-------- Supplied data --------

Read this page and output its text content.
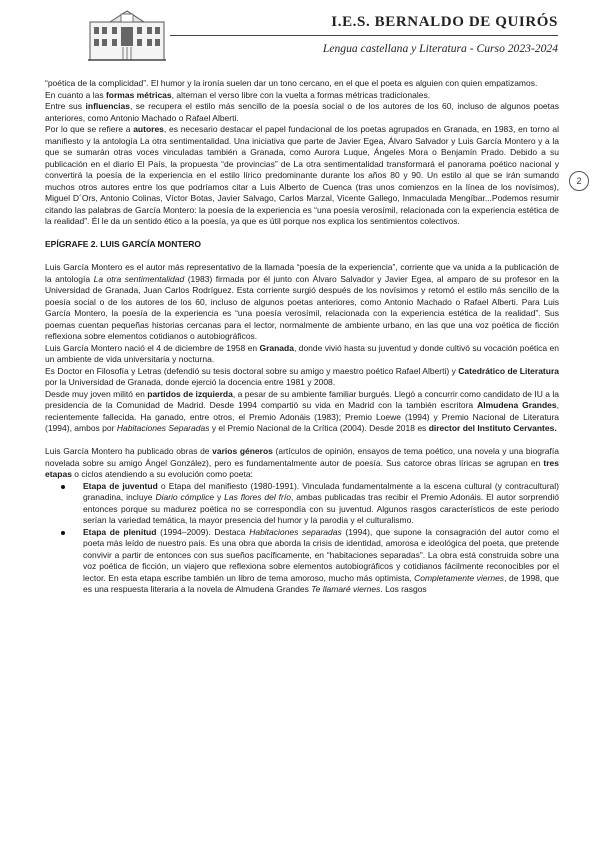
I.E.S. BERNALDO DE QUIRÓS
Lengua castellana y Literatura - Curso 2023-2024
2

“poética de la complicidad”. El humor y la ironía suelen dar un tono cercano, en el que el poeta es alguien con quien empatizamos.

En cuanto a las formas métricas, alternan el verso libre con la vuelta a formas métricas tradicionales.

Entre sus influencias, se recupera el estilo más sencillo de la poesía social o de los autores de los 60, incluso de algunos poetas anteriores, como Antonio Machado o Rafael Alberti.

Por lo que se refiere a autores, es necesario destacar el papel fundacional de los poetas agrupados en Granada, en 1983, en torno al manifiesto y la antología La otra sentimentalidad. Una iniciativa que parte de Javier Egea, Álvaro Salvador y Luis García Montero y a la que se sumarán otras voces vinculadas también a Granada, como Aurora Luque, Ángeles Mora o Benjamín Prado. Debido a su publicación en el diario El País, la propuesta “de provincias” de La otra sentimentalidad transformará el panorama poético nacional y convertirá la poesía de la experiencia en el estilo lírico predominante durante los años 80 y 90. Un estilo al que se irán sumando muchos otros autores entre los que podríamos citar a Luis Alberto de Cuenca (tras unos comienzos en la línea de los novísimos), Miguel D´Ors, Antonio Colinas, Víctor Botas, Javier Salvago, Carlos Marzal, Vicente Gallego, Inmaculada Mengíbar...Podemos resumir citando las palabras de García Montero: la poesía de la experiencia es “una poesía verosímil, relacionada con la experiencia estética de la realidad”. Él le da un sentido ético a la poesía, ya que es útil porque nos explica los sentimientos colectivos.

EPÍGRAFE 2. LUIS GARCÍA MONTERO

Luis García Montero es el autor más representativo de la llamada “poesía de la experiencia”, corriente que va unida a la publicación de la antología La otra sentimentalidad (1983) firmada por él junto con Álvaro Salvador y Javier Egea, al amparo de su profesor en la Universidad de Granada, Juan Carlos Rodríguez. Esta corriente surgió después de los novísimos y retomó el estilo más sencillo de la poesía social o de los autores de los 60, incluso de algunos poetas anteriores, como Antonio Machado o Rafael Alberti. Para Luis García Montero, la poesía de la experiencia es “una poesía verosímil, relacionada con la experiencia estética de la realidad”. Sus poemas cuentan pequeñas historias cercanas para el lector, normalmente de ambiente urbano, en las que una voz poética de ficción reflexiona sobre elementos cotidianos o autobiográficos.

Luis García Montero nació el 4 de diciembre de 1958 en Granada, donde vivió hasta su juventud y donde cultivó su vocación poética en un ambiente de vida universitaria y nocturna.

Es Doctor en Filosofía y Letras (defendió su tesis doctoral sobre su amigo y maestro poético Rafael Alberti) y Catedrático de Literatura por la Universidad de Granada, donde ejerció la docencia entre 1981 y 2008.

Desde muy joven militó en partidos de izquierda, a pesar de su ambiente familiar burgués. Llegó a concurrir como candidato de IU a la presidencia de la Comunidad de Madrid. Desde 1994 compartió su vida en Madrid con la también escritora Almudena Grandes, recientemente fallecida. Ha ganado, entre otros, el Premio Adonáis (1983); Premio Loewe (1994) y Premio Nacional de Literatura (1994), ambos por Habitaciones Separadas y el Premio Nacional de la Crítica (2004). Desde 2018 es director del Instituto Cervantes.

Luis García Montero ha publicado obras de varios géneros (artículos de opinión, ensayos de tema poético, una novela y una biografía novelada sobre su amigo Ángel González), pero es fundamentalmente autor de poesía. Sus catorce obras líricas se agrupan en tres etapas o ciclos atendiendo a su evolución como poeta:

Etapa de juventud o Etapa del manifiesto (1980-1991). Vinculada fundamentalmente a la escena cultural (y contracultural) granadina, incluye Diario cómplice y Las flores del frío, ambas publicadas tras recibir el Premio Adonáis. El autor sorprendió entonces porque su madurez poética no se correspondía con su juventud. Algunos rasgos característicos de este periodo serían la variedad temática, la mayor presencia del humor y la parodia y el culturalismo.
Etapa de plenitud (1994–2009). Destaca Habitaciones separadas (1994), que supone la consagración del autor como el poeta más leído de nuestro país. Es una obra que aborda la crisis de identidad, amorosa e ideológica del poeta, que pretende convivir a partir de entonces con sus sueños pacíficamente, en “habitaciones separadas”. La obra está construida sobre una voz poética de ficción, un viajero que reflexiona sobre elementos autobiográficos y cotidianos fácilmente reconocibles por el lector. En esta etapa escribe también un libro de tema amoroso, mucho más optimista, Completamente viernes, de 1998, que es una respuesta literaria a la novela de Almudena Grandes Te llamaré viernes. Los rasgos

--------

Show every line in the entries where the string "juventud" occurs.

• [Result below]:
Luis García Montero nació el 4 de diciembre de 1958 en Granada, donde vivió hasta su juventud y donde cultivó su vocación poética en un ambiente de vida universitaria y nocturna.
Etapa de juventud o Etapa del manifiesto (1980-1991). Vinculada fundamentalmente a la escena cultural (y contracultural) granadina, incluye Diario cómplice y Las flores del frío, ambas publicadas tras recibir el Premio Adonáis. El autor sorprendió entonces porque su madurez poética no se correspondía con su juventud. Algunos rasgos característicos de este periodo serían la variedad temática, la mayor presencia del humor y la parodia y el culturalismo.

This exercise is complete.